§ Exercise A:
Which scaling dimensions does the scalability patterns guide show in its diagram?

§ Source passage:
%%
Scalability Patterns

For: Architects designing large-scale deployments
Level: Advanced
Time to read: 35 minutes
Patterns: 8+ production patterns

This guide covers scaling patterns for multi-tenant systems, distributed workflows, and high-throughput deployments.

Scalability Fundamentals

Scaling Dimensions


┌─────────────────────────────────────┐
│ Vertical Scaling: CPU/Memory        │ (Limited)
├─────────────────────────────────────┤
│ Horizontal Scaling: More pods       │ (Better)
├─────────────────────────────────────┤
│ Multi-region: Geographic            │ (Complex)
├─────────────────────────────────────┤
│ Sharding: Data partitioning         │ (Advanced)
%%
§ Exercise B:
Can you put the rows below into a numbered list, starting at the line containing "legend-swatch — [23, 302, 53, 315]" and ending at the line containing "legend-label: 1.5 - 1.8", both included, with any blank lines left out?

§ Data lines:
%%
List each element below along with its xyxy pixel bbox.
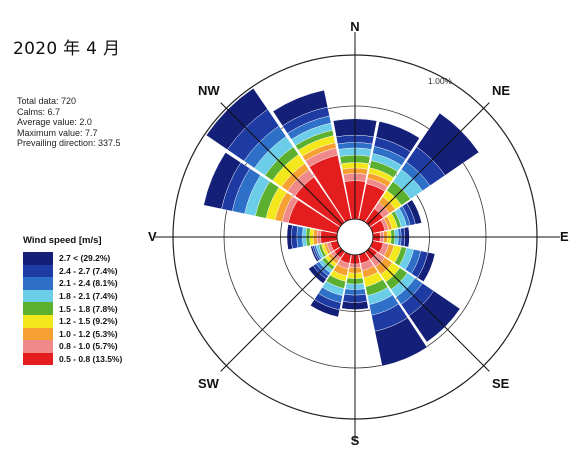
legend-swatch — [23, 302, 53, 315]
chart-title: 2020 年 4 月 — [13, 39, 121, 59]
direction-label-e: E — [560, 229, 569, 244]
legend-item: 0.5 - 0.8 (13.5%) — [23, 352, 123, 366]
legend-swatch — [23, 352, 53, 366]
legend-label: 2.7 < (29.2%) — [59, 253, 111, 264]
legend-item: 2.1 - 2.4 (8.1%) — [23, 277, 122, 290]
legend-swatch — [23, 314, 53, 328]
legend-label: 1.0 - 1.2 (5.3%) — [59, 328, 118, 339]
legend-label: 2.4 - 2.7 (7.4%) — [59, 265, 118, 276]
legend-label: 1.2 - 1.5 (9.2%) — [59, 316, 118, 327]
stat-maximum: Maximum value: 7.7 — [17, 127, 98, 138]
legend-swatch — [23, 289, 53, 303]
direction-label-sw: SW — [198, 376, 220, 391]
polar-axes — [155, 32, 560, 442]
legend-item: 1.0 - 1.2 (5.3%) — [23, 327, 122, 341]
stat-calms: Calms: 6.7 — [17, 106, 61, 117]
sector-wnw-bin-0 — [288, 199, 356, 238]
legend-swatch — [23, 340, 53, 353]
stats-block: Total data: 720 Calms: 6.7 Average value… — [17, 96, 121, 149]
legend-item: 1.5 - 1.8 (7.8%) — [23, 302, 122, 315]
legend-item: 1.2 - 1.5 (9.2%) — [23, 314, 122, 328]
direction-label-s: S — [351, 433, 360, 448]
legend-title: Wind speed [m/s] — [23, 235, 102, 246]
legend-swatch — [23, 277, 53, 290]
direction-label-se: SE — [492, 376, 510, 391]
legend-label: 0.8 - 1.0 (5.7%) — [59, 341, 118, 352]
direction-label-nw: NW — [198, 83, 220, 98]
legend-item: 1.8 - 2.1 (7.4%) — [23, 289, 122, 303]
direction-label-w: V — [148, 229, 157, 244]
legend-swatch — [23, 252, 53, 265]
ring-label: 1.00% — [428, 76, 453, 86]
legend: 2.7 < (29.2%) 2.4 - 2.7 (7.4%) 2.1 - 2.4 (… — [23, 252, 123, 366]
legend-swatch — [23, 327, 53, 341]
sector-nnw-bin-0 — [308, 154, 356, 238]
legend-label: 1.8 - 2.1 (7.4%) — [59, 291, 118, 302]
direction-label-ne: NE — [492, 83, 510, 98]
legend-item: 0.8 - 1.0 (5.7%) — [23, 340, 122, 353]
stat-average: Average value: 2.0 — [17, 117, 92, 127]
legend-swatch — [23, 264, 53, 278]
stat-total-data: Total data: 720 — [17, 96, 77, 106]
calm-circle — [336, 218, 374, 256]
legend-label: 2.1 - 2.4 (8.1%) — [59, 278, 118, 289]
stat-prevailing-direction: Prevailing direction: 337.5 — [17, 138, 121, 148]
legend-item: 2.7 < (29.2%) — [23, 252, 122, 265]
legend-item: 2.4 - 2.7 (7.4%) — [23, 264, 122, 278]
direction-label-n: N — [350, 19, 359, 34]
legend-label: 0.5 - 0.8 (13.5%) — [59, 354, 123, 365]
legend-label: 1.5 - 1.8 (7.8%) — [59, 303, 118, 314]
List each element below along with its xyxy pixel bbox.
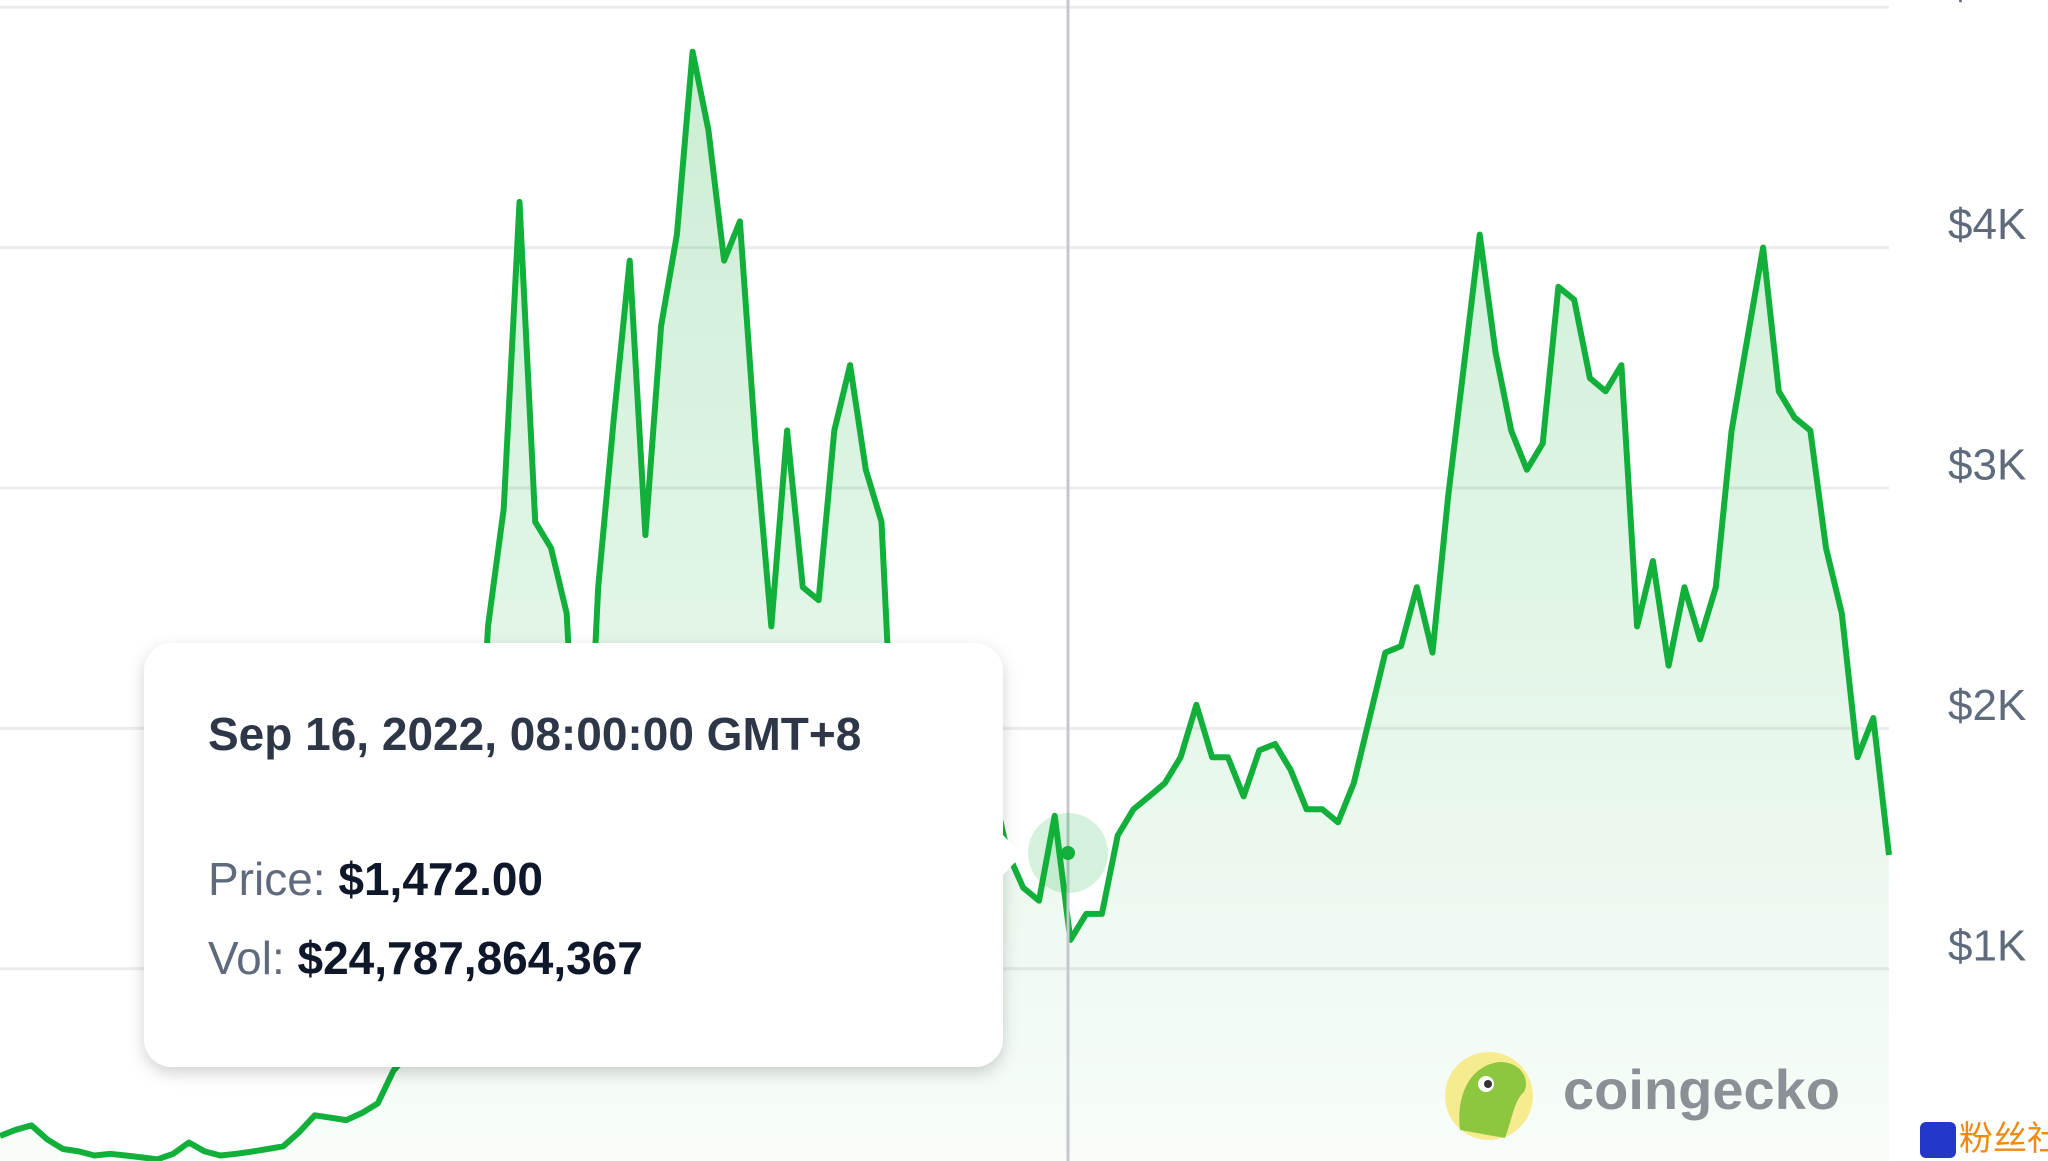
%%
§ Result A:
- Vertical Scaling: CPU/Memory (Limited)
- Horizontal Scaling: More pods (Better)
- Multi-region: Geographic (Complex)
- Sharding: Data partitioning (Advanced)

§ Result B:
1. legend-swatch — [23, 302, 53, 315]
2. chart-title: 2020 年 4 月 — [13, 39, 121, 59]
3. direction-label-e: E — [560, 229, 569, 244]
4. legend-item: 0.5 - 0.8 (13.5%) — [23, 352, 123, 366]
5. legend-swatch — [23, 352, 53, 366]
6. legend-label: 2.7 < (29.2%) — [59, 253, 111, 264]
7. legend-item: 2.1 - 2.4 (8.1%) — [23, 277, 122, 290]
8. legend-swatch — [23, 314, 53, 328]
9. legend-label: 1.0 - 1.2 (5.3%) — [59, 328, 118, 339]
10. legend-label: 2.4 - 2.7 (7.4%) — [59, 265, 118, 276]
11. legend-label: 1.2 - 1.5 (9.2%) — [59, 316, 118, 327]
12. stat-maximum: Maximum value: 7.7 — [17, 127, 98, 138]
13. legend-swatch — [23, 289, 53, 303]
14. direction-label-sw: SW — [198, 376, 220, 391]
15. polar-axes — [155, 32, 560, 442]
16. legend-item: 1.0 - 1.2 (5.3%) — [23, 327, 122, 341]
17. stat-calms: Calms: 6.7 — [17, 106, 61, 117]
18. sector-wnw-bin-0 — [288, 199, 356, 238]
19. legend-swatch — [23, 340, 53, 353]
20. stats-block: Total data: 720 Calms: 6.7 Average value… — [17, 96, 121, 149]
21. legend-item: 1.5 - 1.8 (7.8%) — [23, 302, 122, 315]
22. legend-item: 1.2 - 1.5 (9.2%) — [23, 314, 122, 328]
23. direction-label-s: S — [351, 433, 360, 448]
24. legend-title: Wind speed [m/s] — [23, 235, 102, 246]
25. legend-swatch — [23, 277, 53, 290]
26. direction-label-se: SE — [492, 376, 510, 391]
27. legend-label: 0.8 - 1.0 (5.7%) — [59, 341, 118, 352]
28. direction-label-nw: NW — [198, 83, 220, 98]
29. legend-item: 1.8 - 2.1 (7.4%) — [23, 289, 122, 303]
30. direction-label-w: V — [148, 229, 157, 244]
31. legend-swatch — [23, 252, 53, 265]
32. ring-label: 1.00% — [428, 76, 453, 86]
33. legend: 2.7 < (29.2%) 2.4 - 2.7 (7.4%) 2.1 - 2.4 (… — [23, 252, 123, 366]
34. legend-swatch — [23, 327, 53, 341]
35. sector-nnw-bin-0 — [308, 154, 356, 238]
36. legend-label: 1.8 - 2.1 (7.4%) — [59, 291, 118, 302]
37. direction-label-ne: NE — [492, 83, 510, 98]
38. legend-item: 0.8 - 1.0 (5.7%) — [23, 340, 122, 353]
39. stat-average: Average value: 2.0 — [17, 117, 92, 127]
40. legend-swatch — [23, 264, 53, 278]
41. stat-total-data: Total data: 720 — [17, 96, 77, 106]
42. calm-circle — [336, 218, 374, 256]
43. legend-label: 2.1 - 2.4 (8.1%) — [59, 278, 118, 289]
44. stat-prevailing-direction: Prevailing direction: 337.5 — [17, 138, 121, 148]
45. legend-item: 2.7 < (29.2%) — [23, 252, 122, 265]
46. legend-item: 2.4 - 2.7 (7.4%) — [23, 264, 122, 278]
47. direction-label-n: N — [350, 19, 359, 34]
48. legend-label: 0.5 - 0.8 (13.5%) — [59, 354, 123, 365]
49. legend-label: 1.5 - 1.8 (7.8%) — [59, 303, 118, 314]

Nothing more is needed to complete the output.